Recorded data
'''
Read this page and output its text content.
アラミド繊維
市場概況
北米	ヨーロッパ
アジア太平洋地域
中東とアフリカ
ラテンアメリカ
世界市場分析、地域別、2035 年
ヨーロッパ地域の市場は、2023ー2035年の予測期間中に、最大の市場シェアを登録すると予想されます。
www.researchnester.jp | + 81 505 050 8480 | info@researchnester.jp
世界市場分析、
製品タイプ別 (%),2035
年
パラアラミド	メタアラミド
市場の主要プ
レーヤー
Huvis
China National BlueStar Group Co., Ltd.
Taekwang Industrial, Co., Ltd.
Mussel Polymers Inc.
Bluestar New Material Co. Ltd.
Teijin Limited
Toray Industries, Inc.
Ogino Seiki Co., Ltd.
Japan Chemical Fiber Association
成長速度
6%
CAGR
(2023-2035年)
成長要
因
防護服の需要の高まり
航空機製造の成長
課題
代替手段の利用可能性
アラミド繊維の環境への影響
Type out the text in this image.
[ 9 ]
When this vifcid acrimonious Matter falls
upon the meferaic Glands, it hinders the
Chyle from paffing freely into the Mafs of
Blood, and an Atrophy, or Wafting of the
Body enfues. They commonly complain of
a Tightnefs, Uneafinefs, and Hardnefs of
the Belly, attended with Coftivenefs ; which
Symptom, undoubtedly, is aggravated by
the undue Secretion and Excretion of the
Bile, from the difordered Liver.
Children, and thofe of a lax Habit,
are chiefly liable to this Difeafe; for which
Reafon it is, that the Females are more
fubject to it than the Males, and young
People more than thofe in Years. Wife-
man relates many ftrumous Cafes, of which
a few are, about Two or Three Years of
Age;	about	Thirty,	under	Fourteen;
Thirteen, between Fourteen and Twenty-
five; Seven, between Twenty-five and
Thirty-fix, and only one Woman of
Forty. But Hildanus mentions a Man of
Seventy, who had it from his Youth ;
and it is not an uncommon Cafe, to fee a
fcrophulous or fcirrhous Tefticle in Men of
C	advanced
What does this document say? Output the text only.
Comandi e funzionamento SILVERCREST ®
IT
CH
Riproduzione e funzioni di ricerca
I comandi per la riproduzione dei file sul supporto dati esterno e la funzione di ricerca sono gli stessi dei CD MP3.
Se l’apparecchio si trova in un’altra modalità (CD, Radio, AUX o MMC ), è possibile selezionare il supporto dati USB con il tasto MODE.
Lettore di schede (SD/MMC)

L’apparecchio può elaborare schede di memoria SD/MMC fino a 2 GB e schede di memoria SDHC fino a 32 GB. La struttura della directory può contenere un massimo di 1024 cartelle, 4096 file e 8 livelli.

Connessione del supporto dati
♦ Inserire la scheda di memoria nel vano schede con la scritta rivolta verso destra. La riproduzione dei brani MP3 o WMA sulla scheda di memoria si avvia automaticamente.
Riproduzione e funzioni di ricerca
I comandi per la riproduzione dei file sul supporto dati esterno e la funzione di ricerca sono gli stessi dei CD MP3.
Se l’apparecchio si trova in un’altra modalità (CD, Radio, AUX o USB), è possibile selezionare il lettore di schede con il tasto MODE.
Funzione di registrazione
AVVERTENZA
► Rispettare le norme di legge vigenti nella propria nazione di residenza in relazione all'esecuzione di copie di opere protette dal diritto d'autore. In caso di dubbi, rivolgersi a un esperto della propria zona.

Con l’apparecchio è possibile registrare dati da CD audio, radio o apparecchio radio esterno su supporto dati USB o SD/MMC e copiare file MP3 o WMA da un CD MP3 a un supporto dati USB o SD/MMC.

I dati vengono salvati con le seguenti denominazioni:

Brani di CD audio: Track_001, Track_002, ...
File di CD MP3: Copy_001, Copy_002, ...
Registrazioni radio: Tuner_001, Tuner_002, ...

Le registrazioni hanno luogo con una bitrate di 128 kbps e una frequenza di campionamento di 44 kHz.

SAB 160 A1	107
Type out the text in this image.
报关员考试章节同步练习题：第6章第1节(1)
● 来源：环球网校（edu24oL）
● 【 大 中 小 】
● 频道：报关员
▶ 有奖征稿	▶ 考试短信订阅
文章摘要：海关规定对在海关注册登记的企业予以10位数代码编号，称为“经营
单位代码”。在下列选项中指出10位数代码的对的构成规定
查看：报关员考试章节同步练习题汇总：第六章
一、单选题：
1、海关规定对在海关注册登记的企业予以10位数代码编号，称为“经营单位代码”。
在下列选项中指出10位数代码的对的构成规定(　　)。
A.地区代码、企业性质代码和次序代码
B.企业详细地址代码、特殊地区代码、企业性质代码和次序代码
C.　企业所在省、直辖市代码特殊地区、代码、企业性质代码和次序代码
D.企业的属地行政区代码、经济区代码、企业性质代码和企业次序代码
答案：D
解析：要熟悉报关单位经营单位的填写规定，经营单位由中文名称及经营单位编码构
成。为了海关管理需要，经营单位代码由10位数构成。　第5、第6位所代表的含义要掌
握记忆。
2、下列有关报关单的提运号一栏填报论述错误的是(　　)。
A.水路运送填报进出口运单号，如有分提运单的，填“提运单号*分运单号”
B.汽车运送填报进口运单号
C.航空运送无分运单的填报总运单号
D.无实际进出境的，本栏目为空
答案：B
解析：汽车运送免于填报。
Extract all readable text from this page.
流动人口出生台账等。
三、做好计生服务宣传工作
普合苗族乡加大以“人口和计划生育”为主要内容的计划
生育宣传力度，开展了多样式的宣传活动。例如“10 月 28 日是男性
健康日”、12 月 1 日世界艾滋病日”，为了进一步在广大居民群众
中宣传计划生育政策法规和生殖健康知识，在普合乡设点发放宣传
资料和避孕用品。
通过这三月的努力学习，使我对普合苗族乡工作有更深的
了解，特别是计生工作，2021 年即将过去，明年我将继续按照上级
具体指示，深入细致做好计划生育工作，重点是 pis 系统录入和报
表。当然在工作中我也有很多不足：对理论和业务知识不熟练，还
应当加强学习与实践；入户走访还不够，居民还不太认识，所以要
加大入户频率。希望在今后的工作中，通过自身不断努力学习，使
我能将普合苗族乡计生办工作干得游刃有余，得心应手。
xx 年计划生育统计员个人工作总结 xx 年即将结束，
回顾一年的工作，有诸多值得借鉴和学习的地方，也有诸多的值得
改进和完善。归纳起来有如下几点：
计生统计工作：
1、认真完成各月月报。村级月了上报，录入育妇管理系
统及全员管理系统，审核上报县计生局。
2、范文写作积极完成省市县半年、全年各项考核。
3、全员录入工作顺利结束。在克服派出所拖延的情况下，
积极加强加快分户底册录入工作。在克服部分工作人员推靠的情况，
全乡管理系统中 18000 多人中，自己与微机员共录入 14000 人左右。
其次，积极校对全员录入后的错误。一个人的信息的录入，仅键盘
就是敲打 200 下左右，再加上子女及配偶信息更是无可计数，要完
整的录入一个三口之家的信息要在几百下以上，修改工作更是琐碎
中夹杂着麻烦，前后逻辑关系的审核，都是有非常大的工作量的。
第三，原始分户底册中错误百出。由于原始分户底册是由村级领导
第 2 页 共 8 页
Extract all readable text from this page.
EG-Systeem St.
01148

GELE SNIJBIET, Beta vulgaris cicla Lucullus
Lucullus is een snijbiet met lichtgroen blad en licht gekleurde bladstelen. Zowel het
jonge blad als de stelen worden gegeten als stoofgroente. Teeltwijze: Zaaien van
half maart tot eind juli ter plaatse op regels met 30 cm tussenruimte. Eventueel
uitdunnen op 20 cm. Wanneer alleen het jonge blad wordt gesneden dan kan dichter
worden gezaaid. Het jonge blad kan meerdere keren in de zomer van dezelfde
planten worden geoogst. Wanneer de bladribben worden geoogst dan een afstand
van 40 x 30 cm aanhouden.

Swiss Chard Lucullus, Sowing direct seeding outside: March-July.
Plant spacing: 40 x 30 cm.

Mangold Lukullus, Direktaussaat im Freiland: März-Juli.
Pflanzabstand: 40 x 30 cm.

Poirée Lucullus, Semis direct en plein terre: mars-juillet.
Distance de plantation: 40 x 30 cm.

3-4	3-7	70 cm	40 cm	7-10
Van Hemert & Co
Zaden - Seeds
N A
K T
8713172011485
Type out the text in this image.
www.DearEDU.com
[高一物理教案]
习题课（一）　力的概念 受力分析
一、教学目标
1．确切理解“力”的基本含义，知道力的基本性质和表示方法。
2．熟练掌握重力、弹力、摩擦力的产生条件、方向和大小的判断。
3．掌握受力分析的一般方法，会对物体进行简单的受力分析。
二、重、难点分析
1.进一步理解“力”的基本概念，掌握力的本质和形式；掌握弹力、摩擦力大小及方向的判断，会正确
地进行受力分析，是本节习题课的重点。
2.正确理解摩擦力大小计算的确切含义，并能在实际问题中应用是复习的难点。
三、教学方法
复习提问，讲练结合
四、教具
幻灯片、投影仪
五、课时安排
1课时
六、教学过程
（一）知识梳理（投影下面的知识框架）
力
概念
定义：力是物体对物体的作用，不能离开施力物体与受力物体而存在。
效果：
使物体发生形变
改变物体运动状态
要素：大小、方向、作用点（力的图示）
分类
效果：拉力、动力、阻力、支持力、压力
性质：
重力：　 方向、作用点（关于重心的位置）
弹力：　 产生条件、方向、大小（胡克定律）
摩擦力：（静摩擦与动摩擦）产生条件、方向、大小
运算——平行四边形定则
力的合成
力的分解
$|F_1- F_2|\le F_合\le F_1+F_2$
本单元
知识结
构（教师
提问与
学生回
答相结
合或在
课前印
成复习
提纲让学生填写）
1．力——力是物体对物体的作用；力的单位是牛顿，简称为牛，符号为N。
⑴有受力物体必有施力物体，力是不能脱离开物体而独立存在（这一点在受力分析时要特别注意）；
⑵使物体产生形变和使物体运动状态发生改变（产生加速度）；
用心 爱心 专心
'''
**TASK DETAILS:** Filter the data for the string "memoria" and copy every line that has it.

**SOLUTION TO THE PROBLEM:**
L’apparecchio può elaborare schede di memoria SD/MMC fino a 2 GB e schede di memoria SDHC fino a 32 GB. La struttura della directory può contenere un massimo di 1024 cartelle, 4096 file e 8 livelli.
♦ Inserire la scheda di memoria nel vano schede con la scritta rivolta verso destra. La riproduzione dei brani MP3 o WMA sulla scheda di memoria si avvia automaticamente.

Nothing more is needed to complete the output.